### The problem
Reproduce the records below in their entirety, character for character.

### Given records
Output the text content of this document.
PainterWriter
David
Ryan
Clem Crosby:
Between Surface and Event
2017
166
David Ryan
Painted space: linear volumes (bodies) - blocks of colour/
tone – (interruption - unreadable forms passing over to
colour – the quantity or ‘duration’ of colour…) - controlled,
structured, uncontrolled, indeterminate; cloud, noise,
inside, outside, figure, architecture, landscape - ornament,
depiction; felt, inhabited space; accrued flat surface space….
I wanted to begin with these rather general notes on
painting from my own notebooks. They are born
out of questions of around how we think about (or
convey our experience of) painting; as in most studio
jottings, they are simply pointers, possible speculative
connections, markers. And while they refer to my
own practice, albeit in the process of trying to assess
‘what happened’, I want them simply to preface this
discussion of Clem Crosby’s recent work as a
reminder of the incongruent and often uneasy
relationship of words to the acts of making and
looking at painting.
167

### Answer in full
Output the text content of this document.
PainterWriter
David
Ryan
Clem Crosby:
Between Surface and Event
2017
166
David Ryan
Painted space: linear volumes (bodies) - blocks of colour/
tone – (interruption - unreadable forms passing over to
colour – the quantity or ‘duration’ of colour…) - controlled,
structured, uncontrolled, indeterminate; cloud, noise,
inside, outside, figure, architecture, landscape - ornament,
depiction; felt, inhabited space; accrued flat surface space….
I wanted to begin with these rather general notes on
painting from my own notebooks. They are born
out of questions of around how we think about (or
convey our experience of) painting; as in most studio
jottings, they are simply pointers, possible speculative
connections, markers. And while they refer to my
own practice, albeit in the process of trying to assess
‘what happened’, I want them simply to preface this
discussion of Clem Crosby’s recent work as a
reminder of the incongruent and often uneasy
relationship of words to the acts of making and
looking at painting.
167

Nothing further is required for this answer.